(To do) Print the entries verbatim, leaving out the images they contain.

Stored items:
........

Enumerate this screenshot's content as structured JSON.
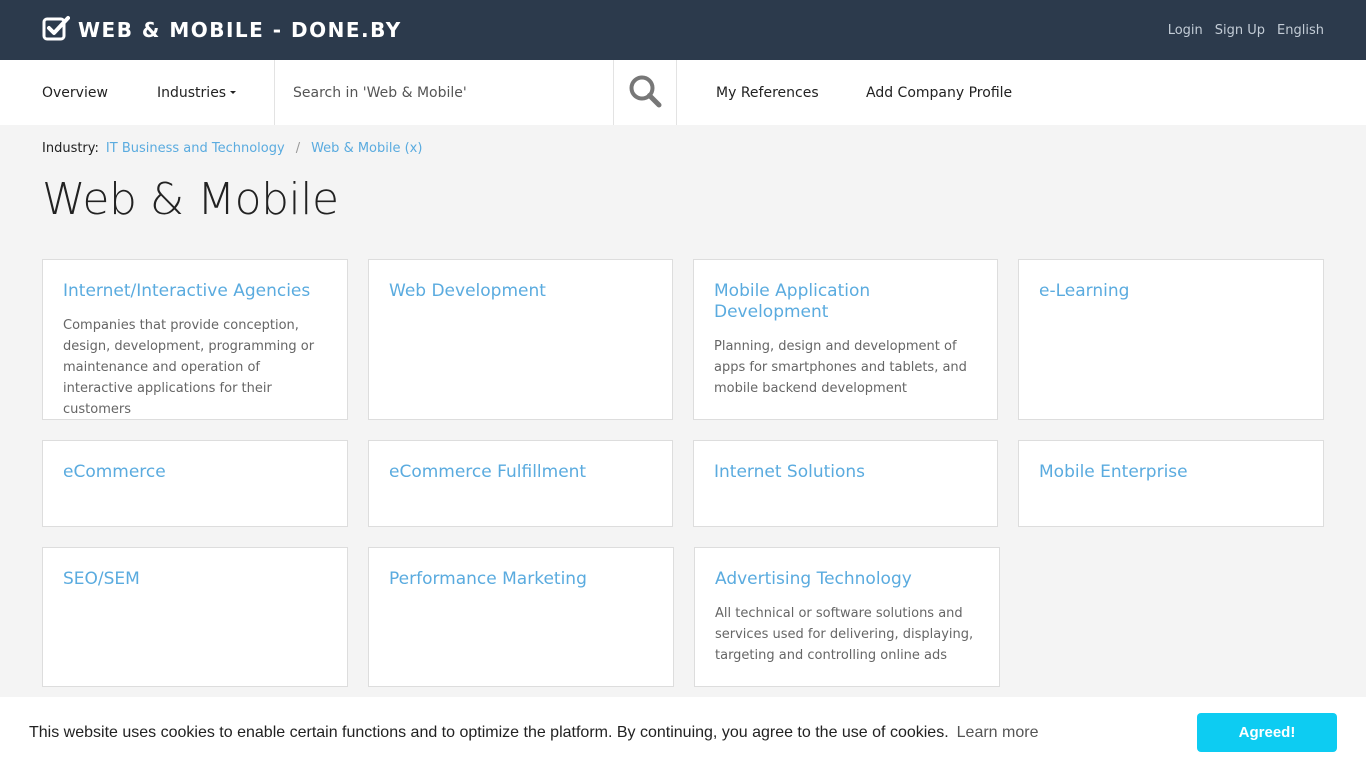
{
  "header": {
    "brand": "WEB & MOBILE - DONE.BY",
    "links": [
      {
        "label": "Login"
      },
      {
        "label": "Sign Up"
      },
      {
        "label": "English"
      }
    ]
  },
  "nav": {
    "overview": "Overview",
    "industries": "Industries",
    "search_placeholder": "Search in 'Web & Mobile'",
    "my_references": "My References",
    "add_company": "Add Company Profile"
  },
  "breadcrumb": {
    "label": "Industry:",
    "items": [
      "IT Business and Technology",
      "Web & Mobile (x)"
    ],
    "separator": "/"
  },
  "page_title": "Web & Mobile",
  "cards": [
    {
      "title": "Internet/Interactive Agencies",
      "desc": "Companies that provide conception, design, development, programming or maintenance and operation of interactive applications for their customers"
    },
    {
      "title": "Web Development",
      "desc": ""
    },
    {
      "title": "Mobile Application Development",
      "desc": "Planning, design and development of apps for smartphones and tablets, and mobile backend development"
    },
    {
      "title": "e-Learning",
      "desc": ""
    },
    {
      "title": "eCommerce",
      "desc": ""
    },
    {
      "title": "eCommerce Fulfillment",
      "desc": ""
    },
    {
      "title": "Internet Solutions",
      "desc": ""
    },
    {
      "title": "Mobile Enterprise",
      "desc": ""
    },
    {
      "title": "SEO/SEM",
      "desc": ""
    },
    {
      "title": "Performance Marketing",
      "desc": ""
    },
    {
      "title": "Advertising Technology",
      "desc": "All technical or software solutions and services used for delivering, displaying, targeting and controlling online ads"
    }
  ],
  "cookie": {
    "text": "This website uses cookies to enable certain functions and to optimize the platform. By continuing, you agree to the use of cookies.",
    "learn_more": "Learn more",
    "button": "Agreed!"
  },
  "colors": {
    "topbar": "#2c3a4c",
    "link": "#5aabdf",
    "cookie_button": "#0dccf2"
  }
}
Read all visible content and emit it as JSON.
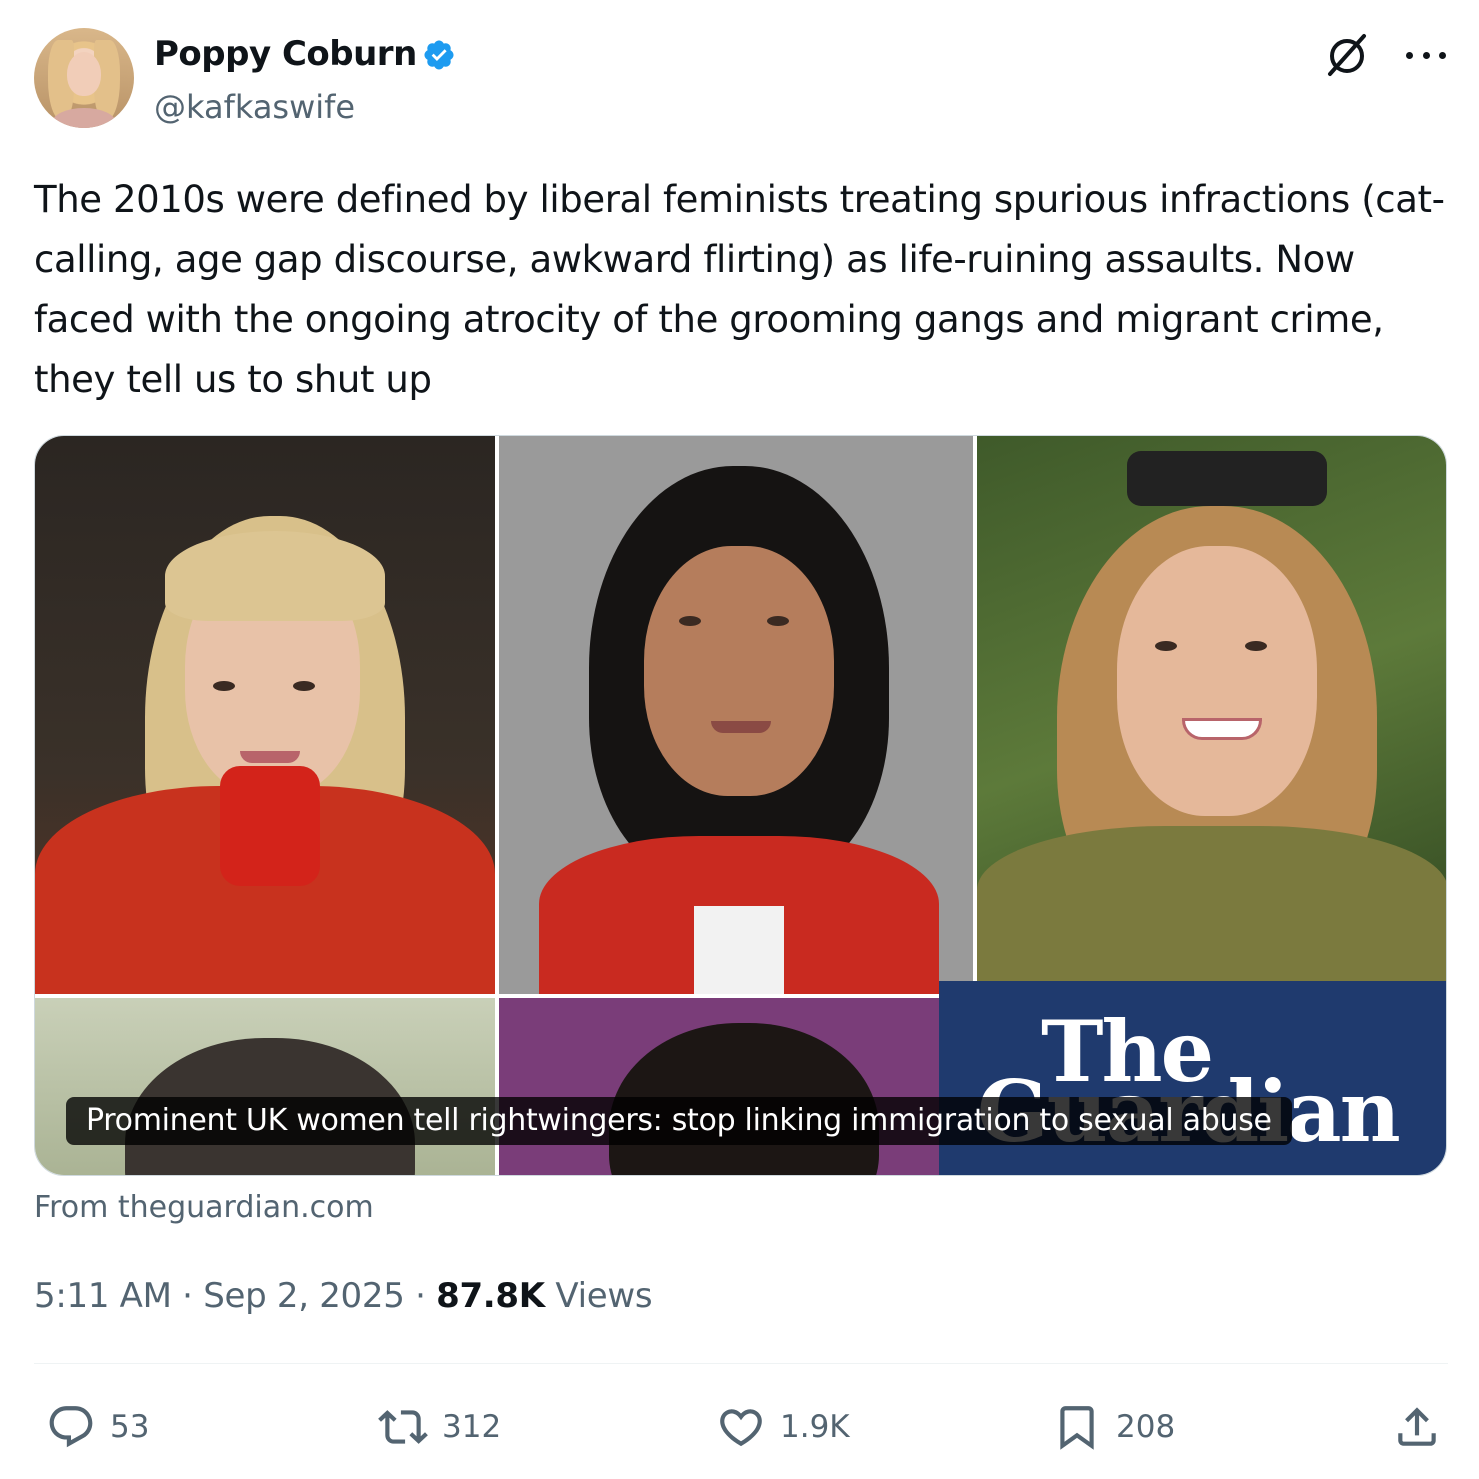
{
  "author": {
    "name": "Poppy Coburn",
    "handle": "@kafkaswife",
    "verified": true
  },
  "tweet": {
    "text": "The 2010s were defined by liberal feminists treating spurious infractions (cat-calling, age gap discourse, awkward flirting) as life-ruining assaults. Now faced with the ongoing atrocity of the grooming gangs and migrant crime, they tell us to shut up"
  },
  "card": {
    "logo_line1": "The",
    "logo_line2": "Guardian",
    "caption": "Prominent UK women tell rightwingers: stop linking immigration to sexual abuse",
    "source": "From theguardian.com"
  },
  "meta": {
    "time": "5:11 AM",
    "date": "Sep 2, 2025",
    "views_count": "87.8K",
    "views_label": "Views"
  },
  "actions": {
    "replies": "53",
    "reposts": "312",
    "likes": "1.9K",
    "bookmarks": "208"
  },
  "icons": {
    "verified": "verified-badge-icon",
    "grok": "grok-icon",
    "more": "more-icon",
    "reply": "reply-icon",
    "repost": "repost-icon",
    "like": "heart-icon",
    "bookmark": "bookmark-icon",
    "share": "share-icon"
  },
  "colors": {
    "verified_blue": "#1d9bf0",
    "text_primary": "#0f1419",
    "text_secondary": "#536471",
    "guardian_blue": "#1f3a6e"
  }
}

........

(Correct result)
Enumerate this screenshot's content as structured JSON.
{
  "header": {
    "brand": "WEB & MOBILE - DONE.BY",
    "links": [
      {
        "label": "Login"
      },
      {
        "label": "Sign Up"
      },
      {
        "label": "English"
      }
    ]
  },
  "nav": {
    "overview": "Overview",
    "industries": "Industries",
    "search_placeholder": "Search in 'Web & Mobile'",
    "my_references": "My References",
    "add_company": "Add Company Profile"
  },
  "breadcrumb": {
    "label": "Industry:",
    "items": [
      "IT Business and Technology",
      "Web & Mobile (x)"
    ],
    "separator": "/"
  },
  "page_title": "Web & Mobile",
  "cards": [
    {
      "title": "Internet/Interactive Agencies",
      "desc": "Companies that provide conception, design, development, programming or maintenance and operation of interactive applications for their customers"
    },
    {
      "title": "Web Development",
      "desc": ""
    },
    {
      "title": "Mobile Application Development",
      "desc": "Planning, design and development of apps for smartphones and tablets, and mobile backend development"
    },
    {
      "title": "e-Learning",
      "desc": ""
    },
    {
      "title": "eCommerce",
      "desc": ""
    },
    {
      "title": "eCommerce Fulfillment",
      "desc": ""
    },
    {
      "title": "Internet Solutions",
      "desc": ""
    },
    {
      "title": "Mobile Enterprise",
      "desc": ""
    },
    {
      "title": "SEO/SEM",
      "desc": ""
    },
    {
      "title": "Performance Marketing",
      "desc": ""
    },
    {
      "title": "Advertising Technology",
      "desc": "All technical or software solutions and services used for delivering, displaying, targeting and controlling online ads"
    }
  ],
  "cookie": {
    "text": "This website uses cookies to enable certain functions and to optimize the platform. By continuing, you agree to the use of cookies.",
    "learn_more": "Learn more",
    "button": "Agreed!"
  },
  "colors": {
    "topbar": "#2c3a4c",
    "link": "#5aabdf",
    "cookie_button": "#0dccf2"
  }
}
Read all visible content and emit it as JSON.
{
  "author": {
    "name": "Poppy Coburn",
    "handle": "@kafkaswife",
    "verified": true
  },
  "tweet": {
    "text": "The 2010s were defined by liberal feminists treating spurious infractions (cat-calling, age gap discourse, awkward flirting) as life-ruining assaults. Now faced with the ongoing atrocity of the grooming gangs and migrant crime, they tell us to shut up"
  },
  "card": {
    "logo_line1": "The",
    "logo_line2": "Guardian",
    "caption": "Prominent UK women tell rightwingers: stop linking immigration to sexual abuse",
    "source": "From theguardian.com"
  },
  "meta": {
    "time": "5:11 AM",
    "date": "Sep 2, 2025",
    "views_count": "87.8K",
    "views_label": "Views"
  },
  "actions": {
    "replies": "53",
    "reposts": "312",
    "likes": "1.9K",
    "bookmarks": "208"
  },
  "icons": {
    "verified": "verified-badge-icon",
    "grok": "grok-icon",
    "more": "more-icon",
    "reply": "reply-icon",
    "repost": "repost-icon",
    "like": "heart-icon",
    "bookmark": "bookmark-icon",
    "share": "share-icon"
  },
  "colors": {
    "verified_blue": "#1d9bf0",
    "text_primary": "#0f1419",
    "text_secondary": "#536471",
    "guardian_blue": "#1f3a6e"
  }
}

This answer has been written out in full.